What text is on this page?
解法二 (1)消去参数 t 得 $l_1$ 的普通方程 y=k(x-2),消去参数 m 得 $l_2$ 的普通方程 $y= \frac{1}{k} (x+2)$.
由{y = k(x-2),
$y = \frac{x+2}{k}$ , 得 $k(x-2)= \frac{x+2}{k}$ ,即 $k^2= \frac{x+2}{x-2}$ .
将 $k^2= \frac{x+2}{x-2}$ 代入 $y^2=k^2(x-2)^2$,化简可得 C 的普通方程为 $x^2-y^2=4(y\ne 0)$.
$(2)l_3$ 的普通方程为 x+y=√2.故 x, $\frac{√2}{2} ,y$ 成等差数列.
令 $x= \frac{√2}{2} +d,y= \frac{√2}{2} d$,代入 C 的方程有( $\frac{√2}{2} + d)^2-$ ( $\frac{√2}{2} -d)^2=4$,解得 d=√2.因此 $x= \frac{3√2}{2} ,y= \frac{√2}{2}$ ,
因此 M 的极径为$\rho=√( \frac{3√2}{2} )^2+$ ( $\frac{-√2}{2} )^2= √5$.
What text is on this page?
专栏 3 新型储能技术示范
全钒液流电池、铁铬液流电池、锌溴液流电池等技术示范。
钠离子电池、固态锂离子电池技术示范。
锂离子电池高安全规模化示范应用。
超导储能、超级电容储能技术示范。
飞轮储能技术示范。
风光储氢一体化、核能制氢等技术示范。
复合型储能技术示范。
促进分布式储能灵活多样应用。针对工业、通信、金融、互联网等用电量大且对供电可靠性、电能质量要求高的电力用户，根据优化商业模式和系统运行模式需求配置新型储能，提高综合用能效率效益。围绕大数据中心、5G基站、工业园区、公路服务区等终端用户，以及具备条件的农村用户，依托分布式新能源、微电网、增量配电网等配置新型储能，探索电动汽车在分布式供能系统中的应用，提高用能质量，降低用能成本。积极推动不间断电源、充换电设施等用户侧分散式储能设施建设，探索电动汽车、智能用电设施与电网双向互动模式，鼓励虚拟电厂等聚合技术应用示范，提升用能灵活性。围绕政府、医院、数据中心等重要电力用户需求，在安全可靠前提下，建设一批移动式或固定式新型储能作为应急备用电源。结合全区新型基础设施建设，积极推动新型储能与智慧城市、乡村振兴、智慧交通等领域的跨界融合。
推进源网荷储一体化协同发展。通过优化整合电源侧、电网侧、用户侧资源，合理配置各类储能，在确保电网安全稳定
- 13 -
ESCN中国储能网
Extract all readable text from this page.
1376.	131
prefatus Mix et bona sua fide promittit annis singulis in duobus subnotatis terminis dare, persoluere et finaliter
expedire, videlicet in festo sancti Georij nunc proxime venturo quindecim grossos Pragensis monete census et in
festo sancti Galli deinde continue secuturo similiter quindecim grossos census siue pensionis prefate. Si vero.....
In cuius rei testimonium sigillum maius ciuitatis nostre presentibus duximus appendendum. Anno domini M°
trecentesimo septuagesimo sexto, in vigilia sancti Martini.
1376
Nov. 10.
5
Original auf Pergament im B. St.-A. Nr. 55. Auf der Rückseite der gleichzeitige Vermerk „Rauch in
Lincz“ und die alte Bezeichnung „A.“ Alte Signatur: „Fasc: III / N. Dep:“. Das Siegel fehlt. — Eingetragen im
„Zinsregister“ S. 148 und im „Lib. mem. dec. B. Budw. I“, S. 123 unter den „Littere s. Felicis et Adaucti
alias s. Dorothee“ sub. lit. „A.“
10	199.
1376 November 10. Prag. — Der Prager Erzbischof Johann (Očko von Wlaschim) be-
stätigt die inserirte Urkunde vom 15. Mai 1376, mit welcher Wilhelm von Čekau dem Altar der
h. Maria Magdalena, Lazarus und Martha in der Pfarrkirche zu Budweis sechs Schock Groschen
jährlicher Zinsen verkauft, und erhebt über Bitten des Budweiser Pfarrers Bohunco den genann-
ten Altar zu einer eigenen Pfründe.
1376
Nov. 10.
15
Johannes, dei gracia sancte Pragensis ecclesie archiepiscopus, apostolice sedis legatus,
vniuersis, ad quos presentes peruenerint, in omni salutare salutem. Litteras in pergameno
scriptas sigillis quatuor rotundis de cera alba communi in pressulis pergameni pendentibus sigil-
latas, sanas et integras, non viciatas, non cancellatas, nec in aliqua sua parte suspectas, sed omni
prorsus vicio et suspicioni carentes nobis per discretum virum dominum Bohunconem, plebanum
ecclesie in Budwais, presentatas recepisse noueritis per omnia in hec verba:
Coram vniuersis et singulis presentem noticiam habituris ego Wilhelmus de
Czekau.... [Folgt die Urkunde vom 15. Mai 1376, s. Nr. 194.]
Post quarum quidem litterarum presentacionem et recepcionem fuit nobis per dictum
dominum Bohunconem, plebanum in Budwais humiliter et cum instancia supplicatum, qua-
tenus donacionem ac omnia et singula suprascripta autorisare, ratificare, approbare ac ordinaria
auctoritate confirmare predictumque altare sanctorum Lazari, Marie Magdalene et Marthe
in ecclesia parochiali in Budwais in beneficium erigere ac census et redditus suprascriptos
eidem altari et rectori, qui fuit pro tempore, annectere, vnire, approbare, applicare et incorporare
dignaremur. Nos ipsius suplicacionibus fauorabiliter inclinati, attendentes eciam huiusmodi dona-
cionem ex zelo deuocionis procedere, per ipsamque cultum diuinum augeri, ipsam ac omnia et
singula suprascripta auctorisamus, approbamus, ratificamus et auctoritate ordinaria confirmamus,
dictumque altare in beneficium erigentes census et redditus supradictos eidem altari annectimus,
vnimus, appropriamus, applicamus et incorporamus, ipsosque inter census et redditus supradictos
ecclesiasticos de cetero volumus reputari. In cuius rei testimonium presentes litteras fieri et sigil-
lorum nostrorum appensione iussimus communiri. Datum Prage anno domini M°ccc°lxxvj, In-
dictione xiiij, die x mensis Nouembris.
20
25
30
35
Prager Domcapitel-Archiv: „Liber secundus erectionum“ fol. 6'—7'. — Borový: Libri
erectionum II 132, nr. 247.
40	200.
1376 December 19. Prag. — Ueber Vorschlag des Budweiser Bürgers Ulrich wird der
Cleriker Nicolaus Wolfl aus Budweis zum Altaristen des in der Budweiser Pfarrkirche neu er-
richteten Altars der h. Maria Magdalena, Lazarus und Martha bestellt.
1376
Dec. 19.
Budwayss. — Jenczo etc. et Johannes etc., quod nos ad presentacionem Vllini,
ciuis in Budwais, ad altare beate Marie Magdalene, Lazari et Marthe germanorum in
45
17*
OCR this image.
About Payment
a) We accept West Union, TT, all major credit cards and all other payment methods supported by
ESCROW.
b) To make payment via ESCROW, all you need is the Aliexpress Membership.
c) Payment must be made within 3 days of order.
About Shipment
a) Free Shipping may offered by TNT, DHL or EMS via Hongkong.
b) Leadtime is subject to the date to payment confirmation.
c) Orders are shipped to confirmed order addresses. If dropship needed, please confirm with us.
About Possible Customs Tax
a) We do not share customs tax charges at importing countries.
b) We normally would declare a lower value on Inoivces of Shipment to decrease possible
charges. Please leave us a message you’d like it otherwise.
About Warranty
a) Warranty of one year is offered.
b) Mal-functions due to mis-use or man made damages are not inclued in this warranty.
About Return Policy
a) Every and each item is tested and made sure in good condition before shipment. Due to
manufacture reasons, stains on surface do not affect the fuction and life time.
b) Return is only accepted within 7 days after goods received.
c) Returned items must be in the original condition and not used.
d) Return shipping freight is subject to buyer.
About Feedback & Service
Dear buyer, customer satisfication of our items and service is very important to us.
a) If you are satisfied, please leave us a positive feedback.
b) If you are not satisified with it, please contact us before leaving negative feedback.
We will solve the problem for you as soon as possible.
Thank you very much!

# Exercise details:
Which lines above contain "beneficium"? Show each of them.

# Exercise response:
in ecclesia parochiali in Budwais in beneficium erigere ac census et redditus suprascriptos
dictumque altare in beneficium erigentes census et redditus supradictos eidem altari annectimus,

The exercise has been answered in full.